■ DOCUMENT EXCERPT:
- - - -

Interactive Audio/Video has long been using [RTP] which runs over UDP. As described in Section of [RFC7478], there is value in differentiating between voice, video and data. Today's video streaming is exclusively over TCP but will migrate to QUIC and eventually is likely to support unreliable transport ([RFC9221], [I-D.kpugin-rush]). With unreliable transport of video in RTP or QUIC, it is beneficial to differentiate the important video keyframes from other video frames. Other applications such as gaming and remote desktop also benefit from differentiating their packets to the network.

Many of these flows do not originate from a content provider's network. Thus, the flows originate from an IP address that is not known before connection establishment, so there needs to be a way for the client to authorize the network elements to receive and hopefully to honor the metadata of those packets.

5.2. Detailed Use Cases

5.2.1. Video Streaming

Streaming video contains the occasional key frame ("i-frame") containing a full video frame. These are necessary to rebuild receiver state after loss of delta frames. The key frames are therefore more critical to deliver to the receiver than delta frames.

Streaming video also contains audio frames which can be encoded separately and thus can be signaled separately. Audio is more critical than video for almost all applications, but its importance (relative to other packets in the flow) is still an application decision. In the example below, the audio is more important than video (importance=high, PT=keep, RU=reliable), video key frames have middle importance (importance=low, PT=discard, RU=reliable), and both types of video delta frames (P-frame and B-frame) have least importance (importance=low, PT=discard, RU=unreliable).

Video Streaming Metadata:

Based on metadata types listed in the [I-D.rwbr-sconepro-flow-metadata], the host to network metadata parameters for video streaming type is given below.

Table 1: Example Values for Video Streaming Metadata
Traffic type Importance PacketNature PacketType
video I-frame (key frame) low realtime reliable
video delta P-frame low discard unreliable
video delta B-frame low discard unreliable
audio high realtime reliable

5.2.2. Interactive Media

Examples: VoIP, gaming.

Requirement: Signal the flow needs low jitter and low delay. However, the network can only provide a limited amount of low jitter/low delay to each host, maybe as few as one. This requires signaling feedback indicating that low jitter and low delay flows are already subscribed to other hosts. In response, the user and the application will likely continue, occasionally re-attempting to get the desired quality of service from the network.

In many scenarios a game or VoIP application will want to signal different metadata for the same type of packet in each direction. For example, for a game, video in the server-to-client direction might be more important than audio, whereas input devices (e.g., keystrokes) might be more important than audio.

Both gaming (video in both directions, audio in both directions, input devices from client to server) and interactive audio/video (VoIP, video conference) involves important traffic in both directions -- thus is a slightly more complicated use-case than the previous example. Additionally, most Internet service providers constrain upstream bandwidth so proper packet treatment is critical in the upstream direction.


Based on metadata types listed in the [I-D.rwbr-sconepro-flow-metadata], the host to network metadata parameters for interactive media type is given below.

- - - -

■ GIVEN RECORDS:
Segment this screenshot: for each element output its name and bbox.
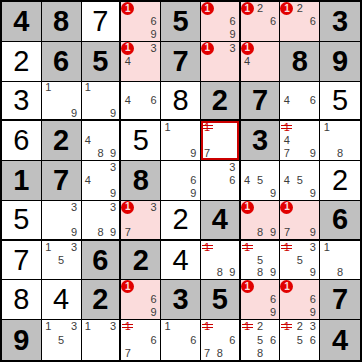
- candidate-4: 4: [280, 134, 293, 147]
- solved-digit: 5: [121, 121, 160, 160]
- cell-r1c8[interactable]: 126: [280, 2, 320, 42]
- candidate-1-circled-marker: 1: [201, 2, 214, 15]
- candidate-1-crossed-marker: 1: [121, 320, 134, 333]
- cell-r8c9[interactable]: 7: [320, 280, 360, 320]
- candidate-6: 6: [267, 15, 280, 28]
- candidate-9: 9: [306, 147, 319, 160]
- candidate-7: 7: [201, 347, 214, 360]
- candidate-1-crossed-marker: 1: [201, 320, 214, 333]
- given-digit: 6: [42, 42, 81, 81]
- strikethrough-lines-icon: [280, 241, 293, 254]
- candidate-1-circled-marker: 1: [280, 201, 293, 214]
- cell-r9c5[interactable]: 16: [161, 320, 201, 360]
- given-digit: 3: [320, 2, 360, 41]
- candidate-1-circled-marker: 1: [241, 280, 254, 293]
- candidate-8: 8: [94, 226, 107, 239]
- given-digit: 5: [161, 2, 200, 41]
- given-digit: 8: [280, 42, 319, 81]
- strikethrough-lines-icon: [201, 320, 214, 333]
- candidate-1: 1: [320, 241, 333, 254]
- given-digit: 6: [82, 241, 120, 280]
- candidate-7: 7: [280, 226, 293, 238]
- candidate-1-crossed-marker: 1: [280, 241, 293, 254]
- candidate-6: 6: [187, 174, 200, 187]
- candidate-1-crossed-marker: 1: [280, 320, 293, 333]
- cell-r2c6[interactable]: 13: [201, 42, 241, 82]
- candidate-9: 9: [68, 226, 81, 239]
- solved-digit: 2: [2, 42, 41, 81]
- candidate-1: 1: [42, 82, 55, 95]
- candidate-6: 6: [226, 333, 239, 346]
- pencil-marks: 12568: [241, 320, 280, 360]
- candidate-1: 1: [161, 121, 174, 134]
- candidate-7: 7: [201, 147, 214, 160]
- candidate-1-circled-marker: 1: [241, 2, 254, 15]
- cell-r7c5[interactable]: 4: [161, 241, 201, 281]
- candidate-1-crossed-marker: 1: [280, 121, 293, 134]
- candidate-5: 5: [55, 333, 68, 346]
- cell-r7c9[interactable]: 18: [320, 241, 360, 281]
- cell-r1c4[interactable]: 169: [121, 2, 161, 42]
- candidate-6: 6: [226, 15, 238, 28]
- pencil-marks: 489: [82, 121, 120, 160]
- cell-r8c7[interactable]: 169: [241, 280, 281, 320]
- given-digit: 9: [2, 320, 41, 360]
- cell-r7c7[interactable]: 1589: [241, 241, 281, 281]
- candidate-1-crossed-marker: 1: [201, 121, 214, 134]
- candidate-8: 8: [254, 347, 267, 360]
- candidate-6: 6: [147, 94, 160, 107]
- solved-digit: 7: [2, 241, 41, 280]
- cell-r8c8[interactable]: 169: [280, 280, 320, 320]
- pencil-marks: 137: [121, 201, 160, 239]
- candidate-6: 6: [306, 293, 319, 306]
- strikethrough-lines-icon: [241, 241, 254, 254]
- cell-r3c3[interactable]: 19: [82, 82, 122, 122]
- pencil-marks: 459: [241, 161, 280, 200]
- candidate-9: 9: [147, 306, 160, 319]
- circled-1-icon: 1: [121, 42, 134, 55]
- strikethrough-lines-icon: [280, 121, 293, 134]
- candidate-5: 5: [254, 174, 267, 187]
- given-digit: 3: [241, 121, 280, 160]
- candidate-9: 9: [306, 306, 319, 319]
- given-digit: 3: [161, 280, 200, 319]
- cell-r1c2[interactable]: 8: [42, 2, 82, 42]
- candidate-9: 9: [107, 147, 120, 160]
- candidate-9: 9: [267, 187, 280, 200]
- pencil-marks: 19: [82, 82, 120, 120]
- solved-digit: 3: [2, 82, 41, 120]
- candidate-1: 1: [82, 320, 95, 333]
- given-digit: 5: [201, 280, 239, 319]
- candidate-3: 3: [107, 320, 120, 333]
- cell-r3c2[interactable]: 19: [42, 82, 82, 122]
- cell-r9c2[interactable]: 135: [42, 320, 82, 360]
- candidate-9: 9: [226, 267, 239, 280]
- pencil-marks: 135: [42, 241, 81, 280]
- cell-r3c6[interactable]: 2: [201, 82, 241, 122]
- cell-r4c2[interactable]: 2: [42, 121, 82, 161]
- cell-r9c6[interactable]: 1678: [201, 320, 241, 360]
- cell-r8c1[interactable]: 8: [2, 280, 42, 320]
- cell-r5c5[interactable]: 69: [161, 161, 201, 201]
- cell-r8c3[interactable]: 2: [82, 280, 122, 320]
- cell-r7c4[interactable]: 2: [121, 241, 161, 281]
- pencil-marks: 389: [82, 201, 120, 239]
- cell-r7c6[interactable]: 189: [201, 241, 241, 281]
- cell-r9c4[interactable]: 167: [121, 320, 161, 360]
- circled-1-icon: 1: [280, 280, 293, 293]
- cell-r3c7[interactable]: 7: [241, 82, 281, 122]
- cell-r7c8[interactable]: 1359: [280, 241, 320, 281]
- candidate-6: 6: [147, 293, 160, 306]
- circled-1-icon: 1: [201, 2, 214, 15]
- candidate-9: 9: [187, 147, 200, 160]
- pencil-marks: 189: [241, 201, 280, 239]
- cell-r8c2[interactable]: 4: [42, 280, 82, 320]
- pencil-marks: 349: [82, 161, 120, 200]
- given-digit: 8: [121, 161, 160, 200]
- cell-r5c9[interactable]: 2: [320, 161, 360, 201]
- cell-r6c4[interactable]: 137: [121, 201, 161, 241]
- pencil-marks: 179: [280, 201, 319, 239]
- solved-digit: 5: [320, 82, 360, 120]
- candidate-1-circled-marker: 1: [121, 201, 134, 214]
- candidate-3: 3: [68, 320, 81, 333]
- pencil-marks: 189: [201, 241, 239, 280]
- given-digit: 2: [82, 280, 120, 319]
- cell-r4c9[interactable]: 18: [320, 121, 360, 161]
- pencil-marks: 18: [320, 241, 360, 280]
- cell-r5c1[interactable]: 1: [2, 161, 42, 201]
- candidate-1-circled-marker: 1: [241, 201, 254, 214]
- candidate-9: 9: [187, 187, 200, 200]
- cell-r6c1[interactable]: 5: [2, 201, 42, 241]
- candidate-1: 1: [320, 121, 333, 134]
- cell-r7c3[interactable]: 6: [82, 241, 122, 281]
- given-digit: 2: [121, 241, 160, 280]
- candidate-9: 9: [267, 267, 280, 280]
- given-digit: 5: [82, 42, 120, 81]
- given-digit: 2: [201, 82, 239, 120]
- candidate-6: 6: [267, 333, 280, 346]
- pencil-marks: 18: [320, 121, 360, 160]
- cell-r2c2[interactable]: 6: [42, 42, 82, 82]
- given-digit: 8: [42, 2, 81, 41]
- candidate-5: 5: [293, 333, 306, 346]
- circled-1-icon: 1: [241, 2, 254, 15]
- strikethrough-lines-icon: [280, 320, 293, 333]
- candidate-4: 4: [82, 134, 95, 147]
- pencil-marks: 16: [161, 320, 200, 360]
- strikethrough-lines-icon: [201, 241, 214, 254]
- candidate-1-circled-marker: 1: [280, 2, 293, 15]
- cell-r6c3[interactable]: 389: [82, 201, 122, 241]
- candidate-1: 1: [161, 320, 174, 333]
- cell-r8c4[interactable]: 169: [121, 280, 161, 320]
- candidate-1: 1: [42, 241, 55, 254]
- given-digit: 4: [2, 2, 41, 41]
- pencil-marks: 36: [201, 161, 239, 200]
- candidate-1-crossed-marker: 1: [201, 241, 214, 254]
- circled-1-icon: 1: [241, 201, 254, 214]
- candidate-1-circled-marker: 1: [121, 42, 134, 55]
- given-digit: 7: [42, 161, 81, 200]
- candidate-3: 3: [147, 42, 160, 55]
- cell-r5c2[interactable]: 7: [42, 161, 82, 201]
- candidate-4: 4: [121, 55, 134, 68]
- pencil-marks: 459: [280, 161, 319, 200]
- cell-r2c1[interactable]: 2: [2, 42, 42, 82]
- solved-digit: 4: [161, 241, 200, 280]
- candidate-2: 2: [293, 320, 306, 333]
- pencil-marks: 19: [42, 82, 81, 120]
- candidate-9: 9: [107, 226, 120, 239]
- given-digit: 7: [161, 42, 200, 81]
- cell-r4c6[interactable]: 17: [201, 121, 241, 161]
- candidate-7: 7: [121, 226, 134, 238]
- cell-r2c8[interactable]: 8: [280, 42, 320, 82]
- solved-digit: 7: [82, 2, 120, 41]
- cell-r5c8[interactable]: 459: [280, 161, 320, 201]
- cell-r5c7[interactable]: 459: [241, 161, 281, 201]
- candidate-3: 3: [107, 201, 120, 214]
- candidate-5: 5: [254, 254, 267, 267]
- cell-r9c9[interactable]: 4: [320, 320, 360, 360]
- candidate-6: 6: [267, 293, 280, 306]
- cell-r2c4[interactable]: 134: [121, 42, 161, 82]
- sudoku-board: 4871695169126126326513471314893191946827…: [0, 0, 362, 362]
- given-digit: 1: [2, 161, 41, 200]
- cell-r4c3[interactable]: 489: [82, 121, 122, 161]
- candidate-7: 7: [280, 147, 293, 160]
- cell-r2c9[interactable]: 9: [320, 42, 360, 82]
- pencil-marks: 46: [121, 82, 160, 120]
- pencil-marks: 169: [201, 2, 239, 41]
- pencil-marks: 14: [241, 42, 280, 81]
- candidate-2: 2: [254, 320, 267, 333]
- candidate-7: 7: [121, 347, 134, 360]
- candidate-5: 5: [254, 333, 267, 346]
- solved-digit: 4: [42, 280, 81, 319]
- pencil-marks: 39: [42, 201, 81, 239]
- cell-r9c3[interactable]: 13: [82, 320, 122, 360]
- cell-r3c4[interactable]: 46: [121, 82, 161, 122]
- strikethrough-lines-icon: [201, 121, 214, 134]
- circled-1-icon: 1: [121, 280, 134, 293]
- candidate-9: 9: [306, 187, 319, 200]
- pencil-marks: 126: [241, 2, 280, 41]
- candidate-1-circled-marker: 1: [201, 42, 214, 55]
- candidate-4: 4: [82, 174, 95, 187]
- strikethrough-lines-icon: [241, 320, 254, 333]
- pencil-marks: 1589: [241, 241, 280, 280]
- cell-r1c6[interactable]: 169: [201, 2, 241, 42]
- candidate-6: 6: [306, 15, 319, 28]
- candidate-5: 5: [55, 254, 68, 267]
- candidate-6: 6: [187, 333, 200, 346]
- candidate-6: 6: [147, 15, 160, 28]
- cell-r3c9[interactable]: 5: [320, 82, 360, 122]
- cell-r7c1[interactable]: 7: [2, 241, 42, 281]
- solved-digit: 8: [161, 82, 200, 120]
- candidate-2: 2: [293, 2, 306, 15]
- candidate-3: 3: [306, 241, 319, 254]
- given-digit: 9: [320, 42, 360, 81]
- pencil-marks: 1678: [201, 320, 239, 360]
- cell-r2c3[interactable]: 5: [82, 42, 122, 82]
- candidate-8: 8: [213, 267, 226, 280]
- pencil-marks: 134: [121, 42, 160, 81]
- candidate-4: 4: [280, 94, 293, 107]
- candidate-1-crossed-marker: 1: [241, 241, 254, 254]
- cell-r3c1[interactable]: 3: [2, 82, 42, 122]
- candidate-1-crossed-marker: 1: [241, 320, 254, 333]
- pencil-marks: 17: [201, 121, 239, 160]
- circled-1-icon: 1: [280, 201, 293, 214]
- pencil-marks: 126: [280, 2, 319, 41]
- pencil-marks: 1479: [280, 121, 319, 160]
- cell-r1c9[interactable]: 3: [320, 2, 360, 42]
- candidate-4: 4: [241, 174, 254, 187]
- pencil-marks: 169: [121, 280, 160, 319]
- candidate-3: 3: [226, 161, 239, 174]
- candidate-6: 6: [226, 174, 239, 187]
- candidate-8: 8: [213, 347, 226, 360]
- circled-1-icon: 1: [241, 280, 254, 293]
- cell-r9c8[interactable]: 12356: [280, 320, 320, 360]
- cell-r2c5[interactable]: 7: [161, 42, 201, 82]
- cell-r9c1[interactable]: 9: [2, 320, 42, 360]
- cell-r6c2[interactable]: 39: [42, 201, 82, 241]
- candidate-9: 9: [306, 226, 319, 238]
- cell-r4c8[interactable]: 1479: [280, 121, 320, 161]
- candidate-3: 3: [68, 241, 81, 254]
- cell-r3c5[interactable]: 8: [161, 82, 201, 122]
- pencil-marks: 13: [201, 42, 239, 81]
- candidate-1-circled-marker: 1: [280, 280, 293, 293]
- candidate-6: 6: [306, 94, 319, 107]
- cell-r4c1[interactable]: 6: [2, 121, 42, 161]
- circled-1-icon: 1: [280, 2, 293, 15]
- candidate-9: 9: [306, 267, 319, 280]
- cell-r2c7[interactable]: 14: [241, 42, 281, 82]
- cell-r6c6[interactable]: 4: [201, 201, 241, 241]
- candidate-3: 3: [107, 161, 120, 174]
- cell-r4c5[interactable]: 19: [161, 121, 201, 161]
- candidate-6: 6: [147, 333, 160, 346]
- cell-r5c4[interactable]: 8: [121, 161, 161, 201]
- cell-r9c7[interactable]: 12568: [241, 320, 281, 360]
- solved-digit: 2: [320, 161, 360, 200]
- candidate-9: 9: [267, 306, 280, 319]
- candidate-9: 9: [226, 28, 238, 41]
- pencil-marks: 12356: [280, 320, 319, 360]
- candidate-4: 4: [280, 174, 293, 187]
- candidate-9: 9: [267, 226, 280, 238]
- solved-digit: 6: [2, 121, 41, 160]
- candidate-1-circled-marker: 1: [121, 2, 134, 15]
- candidate-8: 8: [254, 226, 267, 238]
- circled-1-icon: 1: [121, 2, 134, 15]
- cell-r1c1[interactable]: 4: [2, 2, 42, 42]
- cell-r4c4[interactable]: 5: [121, 121, 161, 161]
- candidate-9: 9: [107, 107, 120, 120]
- cell-r6c7[interactable]: 189: [241, 201, 281, 241]
- circled-1-icon: 1: [201, 42, 214, 55]
- cell-r8c5[interactable]: 3: [161, 280, 201, 320]
- pencil-marks: 167: [121, 320, 160, 360]
- circled-1-icon: 1: [241, 42, 254, 55]
- circled-1-icon: 1: [121, 201, 134, 214]
- given-digit: 6: [320, 201, 360, 239]
- cell-r6c5[interactable]: 2: [161, 201, 201, 241]
- pencil-marks: 19: [161, 121, 200, 160]
- candidate-5: 5: [293, 254, 306, 267]
- cell-r6c9[interactable]: 6: [320, 201, 360, 241]
- candidate-1: 1: [42, 320, 55, 333]
- cell-r7c2[interactable]: 135: [42, 241, 82, 281]
- candidate-8: 8: [333, 267, 346, 280]
- candidate-3: 3: [306, 320, 319, 333]
- candidate-9: 9: [107, 187, 120, 200]
- solved-digit: 2: [161, 201, 200, 239]
- pencil-marks: 69: [161, 161, 200, 200]
- solved-digit: 8: [2, 280, 41, 319]
- cell-r1c3[interactable]: 7: [82, 2, 122, 42]
- candidate-2: 2: [254, 2, 267, 15]
- candidate-9: 9: [147, 28, 160, 41]
- given-digit: 7: [320, 280, 360, 319]
- candidate-8: 8: [94, 147, 107, 160]
- cell-r8c6[interactable]: 5: [201, 280, 241, 320]
- pencil-marks: 13: [82, 320, 120, 360]
- candidate-8: 8: [333, 147, 346, 160]
- candidate-3: 3: [147, 201, 160, 214]
- pencil-marks: 169: [280, 280, 319, 319]
- pencil-marks: 169: [241, 280, 280, 319]
- strikethrough-lines-icon: [121, 320, 134, 333]
- candidate-5: 5: [293, 174, 306, 187]
- candidate-3: 3: [226, 42, 238, 55]
- cell-r1c7[interactable]: 126: [241, 2, 281, 42]
- candidate-4: 4: [121, 94, 134, 107]
- cell-r5c3[interactable]: 349: [82, 161, 122, 201]
- pencil-marks: 1359: [280, 241, 319, 280]
- pencil-marks: 135: [42, 320, 81, 360]
- solved-digit: 5: [2, 201, 41, 239]
- given-digit: 4: [320, 320, 360, 360]
- given-digit: 4: [201, 201, 239, 239]
- candidate-1-circled-marker: 1: [241, 42, 254, 55]
- cell-r6c8[interactable]: 179: [280, 201, 320, 241]
- candidate-6: 6: [306, 333, 319, 346]
- candidate-1: 1: [82, 82, 95, 95]
- pencil-marks: 46: [280, 82, 319, 120]
- cell-r3c8[interactable]: 46: [280, 82, 320, 122]
- cell-r1c5[interactable]: 5: [161, 2, 201, 42]
- candidate-8: 8: [254, 267, 267, 280]
- cell-r5c6[interactable]: 36: [201, 161, 241, 201]
- given-digit: 2: [42, 121, 81, 160]
- candidate-9: 9: [68, 107, 81, 120]
- cell-r4c7[interactable]: 3: [241, 121, 281, 161]
- pencil-marks: 169: [121, 2, 160, 41]
- candidate-1-circled-marker: 1: [121, 280, 134, 293]
- candidate-4: 4: [241, 55, 254, 68]
- given-digit: 7: [241, 82, 280, 120]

- - - -

■ THE TASKS:
1. Copy the passage from the flow metadata text that begins with "Table 1: Example" and ends with "Examples: VoIP, gaming.".
2. Continue the flow metadata text from its last sentence.

■ EXERCISE RESPONSES:
1.
Table 1: Example Values for Video Streaming Metadata
Traffic type Importance PacketNature PacketType
video I-frame (key frame) low realtime reliable
video delta P-frame low discard unreliable
video delta B-frame low discard unreliable
audio high realtime reliable

5.2.2. Interactive Media

Examples: VoIP, gaming.

2.
Interactive A/V, downstream Metadata:

Table 2: Example Values for Interactive A/V, downstream
Traffic type Importance PacketNature PacketType
video key frame low realtime reliable
video delta frame low discard unreliable
audio high realtime reliable
Table 3: Example Values for Interactive A/V, upstream
Traffic type Importance PacketNature PacketType
video key frame low realtime reliable
video delta frame low discard unreliable
audio high realtime reliable

Many interactive audio/video applications also support sharing the presenter's screen, file, video, or pictures. During this sharing the presenter's video is less important but the screen or picture is more important. This change of imporance can be conveyed in metadata to the network, as in the table below:

Interactive A/V, upstream Metadata:

Table 4: Example Values for Interactive A/V with picture sharing, upstream
Traffic type Importance PacketNature PacketType
video key frame low realtime reliable
video delta frame low discard unreliable
audio high realtime reliable
picture sharing high realtime reliable

In many scenarios a game or VoIP application will want to signal different metadata for the same type of packet in each direction. For example, for a game, video in the server-to-client direction might be more important than audio, whereas input devices (e.g., keystrokes) might be more important than audio.

Todo: this section on cooperation needs editing.

5.2.3. Bulk Data Transfer

Examples: backup/restore, software update, RSS feed update, email, printing to a print server

Requirement: Signal the flow as below best-effort.


Table 5
Traffic type Importance PacketNature PacketType Comments
File copy low bulk reliable  
Printing high bulk reliable  

5.2.4. Mixed Traffic

Examples: Desktop Virtualization, Office software in the cloud (editing local files, typing is interactive while save operation is bulk transfer)

Requirement: Signal flow will vary depending on the nature of the packet. With variety of traffic going through the session, some packets can contain interactive traffic while the others contain bulk transfer. There can be combination of reliable and unreliable traffic within the same session through multiple streams. Host-to-network signaling plays a vital role in effectively routing mixed traffic for ideal user interactivity and network performance.

Example packet metadata for Desktop Virtualization (like Citrix Virtual Apps and Desktops - CVAD) application. This is shown in two tables, client-to-server traffic (Table 6) and server-to-client traffic (Table 7).

Remote Desktop Virtualization Metadata:

Based on metadata types listed in the [I-D.rwbr-sconepro-flow-metadata], the host to network metadata parameters for remote desktop virtualization type is given below.

Table 6: Example Values for Remote Desktop Virtualization Metadata, client to server
Traffic type Importance PacketNature PacketType Comments
User typing high realtime reliable  
Mouse click/End Position high realtime reliable The start and endpoint of the pointer movement is vital to ensure user action is completed correctly. So, the endpoints have to be reliably transmitted with real-time priority. **
Interactive audio high keep unreliable  
Authentication - Finger print, smart card low realtime reliable  
Interactive video key frame low keep unreliable Video key frames form the base frames of a video upon which the next 'n' timeframe of video updates is applied on. These frames, are hence, critical and without them, the video would not be coherent until the next critical frame is received. Retransmits of these are harmful to the UX. ***
Mouse position tracking low discard unreliable When the pointer is moved from one point to another, the coordinates of the pointers between the two points can be lost without much of an impact to the UX as long as the start and endpoint reaches. This would ensure the user action is completed, even if the experience seems glitchy.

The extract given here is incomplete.